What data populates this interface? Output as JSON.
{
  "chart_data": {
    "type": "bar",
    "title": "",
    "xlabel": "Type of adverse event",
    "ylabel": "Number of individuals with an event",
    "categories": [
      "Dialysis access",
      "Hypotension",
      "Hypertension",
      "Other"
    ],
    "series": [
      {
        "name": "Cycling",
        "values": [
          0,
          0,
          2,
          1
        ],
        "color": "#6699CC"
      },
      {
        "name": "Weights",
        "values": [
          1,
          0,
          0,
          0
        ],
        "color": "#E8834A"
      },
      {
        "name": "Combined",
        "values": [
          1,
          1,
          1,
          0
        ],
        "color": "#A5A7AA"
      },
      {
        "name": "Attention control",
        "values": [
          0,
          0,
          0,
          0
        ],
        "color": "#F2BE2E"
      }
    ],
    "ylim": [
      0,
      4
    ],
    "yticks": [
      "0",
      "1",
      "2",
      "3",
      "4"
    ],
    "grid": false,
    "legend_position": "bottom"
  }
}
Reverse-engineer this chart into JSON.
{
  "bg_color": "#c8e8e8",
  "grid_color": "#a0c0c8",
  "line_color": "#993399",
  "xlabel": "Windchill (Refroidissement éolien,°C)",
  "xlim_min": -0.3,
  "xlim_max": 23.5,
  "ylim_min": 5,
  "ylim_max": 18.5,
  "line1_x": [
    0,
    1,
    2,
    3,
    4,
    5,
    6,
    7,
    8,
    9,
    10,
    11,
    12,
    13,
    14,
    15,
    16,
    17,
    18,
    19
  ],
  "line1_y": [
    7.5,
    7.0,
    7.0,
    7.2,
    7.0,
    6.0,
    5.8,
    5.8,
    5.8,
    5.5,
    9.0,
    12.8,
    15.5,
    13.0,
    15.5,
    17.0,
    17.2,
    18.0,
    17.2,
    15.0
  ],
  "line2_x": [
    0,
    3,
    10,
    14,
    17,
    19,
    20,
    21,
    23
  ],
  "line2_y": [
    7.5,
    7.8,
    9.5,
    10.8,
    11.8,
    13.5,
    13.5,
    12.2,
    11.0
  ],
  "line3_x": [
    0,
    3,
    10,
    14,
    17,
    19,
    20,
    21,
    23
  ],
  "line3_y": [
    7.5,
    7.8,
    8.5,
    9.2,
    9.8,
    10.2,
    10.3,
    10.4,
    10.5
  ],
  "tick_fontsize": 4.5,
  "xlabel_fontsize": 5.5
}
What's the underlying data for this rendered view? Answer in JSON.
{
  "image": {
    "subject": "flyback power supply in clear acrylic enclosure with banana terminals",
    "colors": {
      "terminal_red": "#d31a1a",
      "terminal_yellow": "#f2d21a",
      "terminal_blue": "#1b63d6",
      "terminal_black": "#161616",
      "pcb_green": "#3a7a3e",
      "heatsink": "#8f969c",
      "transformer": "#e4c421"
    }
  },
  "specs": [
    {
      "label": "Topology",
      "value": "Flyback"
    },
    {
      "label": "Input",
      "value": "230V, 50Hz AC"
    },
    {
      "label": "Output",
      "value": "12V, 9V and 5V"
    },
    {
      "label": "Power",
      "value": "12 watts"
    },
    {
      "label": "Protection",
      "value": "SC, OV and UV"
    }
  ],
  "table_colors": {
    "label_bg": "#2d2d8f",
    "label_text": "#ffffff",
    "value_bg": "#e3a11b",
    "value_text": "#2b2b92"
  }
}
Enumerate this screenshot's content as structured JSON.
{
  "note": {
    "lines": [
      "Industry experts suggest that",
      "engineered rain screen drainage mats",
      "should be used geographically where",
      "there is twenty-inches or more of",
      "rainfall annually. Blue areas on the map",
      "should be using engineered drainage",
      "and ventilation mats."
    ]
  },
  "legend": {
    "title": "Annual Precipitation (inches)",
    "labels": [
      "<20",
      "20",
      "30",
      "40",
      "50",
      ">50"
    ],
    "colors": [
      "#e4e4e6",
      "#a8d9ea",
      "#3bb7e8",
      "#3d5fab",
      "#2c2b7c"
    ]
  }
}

(PROMPT):
Quote the material exactly, leaving nothing out.

(REPLY):
What data populates this interface? Output as JSON.
{
  "chart_data": {
    "type": "bar",
    "title": "",
    "xlabel": "Type of adverse event",
    "ylabel": "Number of individuals with an event",
    "categories": [
      "Dialysis access",
      "Hypotension",
      "Hypertension",
      "Other"
    ],
    "series": [
      {
        "name": "Cycling",
        "values": [
          0,
          0,
          2,
          1
        ],
        "color": "#6699CC"
      },
      {
        "name": "Weights",
        "values": [
          1,
          0,
          0,
          0
        ],
        "color": "#E8834A"
      },
      {
        "name": "Combined",
        "values": [
          1,
          1,
          1,
          0
        ],
        "color": "#A5A7AA"
      },
      {
        "name": "Attention control",
        "values": [
          0,
          0,
          0,
          0
        ],
        "color": "#F2BE2E"
      }
    ],
    "ylim": [
      0,
      4
    ],
    "yticks": [
      "0",
      "1",
      "2",
      "3",
      "4"
    ],
    "grid": false,
    "legend_position": "bottom"
  }
}
Reverse-engineer this chart into JSON.
{
  "bg_color": "#c8e8e8",
  "grid_color": "#a0c0c8",
  "line_color": "#993399",
  "xlabel": "Windchill (Refroidissement éolien,°C)",
  "xlim_min": -0.3,
  "xlim_max": 23.5,
  "ylim_min": 5,
  "ylim_max": 18.5,
  "line1_x": [
    0,
    1,
    2,
    3,
    4,
    5,
    6,
    7,
    8,
    9,
    10,
    11,
    12,
    13,
    14,
    15,
    16,
    17,
    18,
    19
  ],
  "line1_y": [
    7.5,
    7.0,
    7.0,
    7.2,
    7.0,
    6.0,
    5.8,
    5.8,
    5.8,
    5.5,
    9.0,
    12.8,
    15.5,
    13.0,
    15.5,
    17.0,
    17.2,
    18.0,
    17.2,
    15.0
  ],
  "line2_x": [
    0,
    3,
    10,
    14,
    17,
    19,
    20,
    21,
    23
  ],
  "line2_y": [
    7.5,
    7.8,
    9.5,
    10.8,
    11.8,
    13.5,
    13.5,
    12.2,
    11.0
  ],
  "line3_x": [
    0,
    3,
    10,
    14,
    17,
    19,
    20,
    21,
    23
  ],
  "line3_y": [
    7.5,
    7.8,
    8.5,
    9.2,
    9.8,
    10.2,
    10.3,
    10.4,
    10.5
  ],
  "tick_fontsize": 4.5,
  "xlabel_fontsize": 5.5
}
What's the underlying data for this rendered view? Answer in JSON.
{
  "image": {
    "subject": "flyback power supply in clear acrylic enclosure with banana terminals",
    "colors": {
      "terminal_red": "#d31a1a",
      "terminal_yellow": "#f2d21a",
      "terminal_blue": "#1b63d6",
      "terminal_black": "#161616",
      "pcb_green": "#3a7a3e",
      "heatsink": "#8f969c",
      "transformer": "#e4c421"
    }
  },
  "specs": [
    {
      "label": "Topology",
      "value": "Flyback"
    },
    {
      "label": "Input",
      "value": "230V, 50Hz AC"
    },
    {
      "label": "Output",
      "value": "12V, 9V and 5V"
    },
    {
      "label": "Power",
      "value": "12 watts"
    },
    {
      "label": "Protection",
      "value": "SC, OV and UV"
    }
  ],
  "table_colors": {
    "label_bg": "#2d2d8f",
    "label_text": "#ffffff",
    "value_bg": "#e3a11b",
    "value_text": "#2b2b92"
  }
}
Enumerate this screenshot's content as structured JSON.
{
  "note": {
    "lines": [
      "Industry experts suggest that",
      "engineered rain screen drainage mats",
      "should be used geographically where",
      "there is twenty-inches or more of",
      "rainfall annually. Blue areas on the map",
      "should be using engineered drainage",
      "and ventilation mats."
    ]
  },
  "legend": {
    "title": "Annual Precipitation (inches)",
    "labels": [
      "<20",
      "20",
      "30",
      "40",
      "50",
      ">50"
    ],
    "colors": [
      "#e4e4e6",
      "#a8d9ea",
      "#3bb7e8",
      "#3d5fab",
      "#2c2b7c"
    ]
  }
}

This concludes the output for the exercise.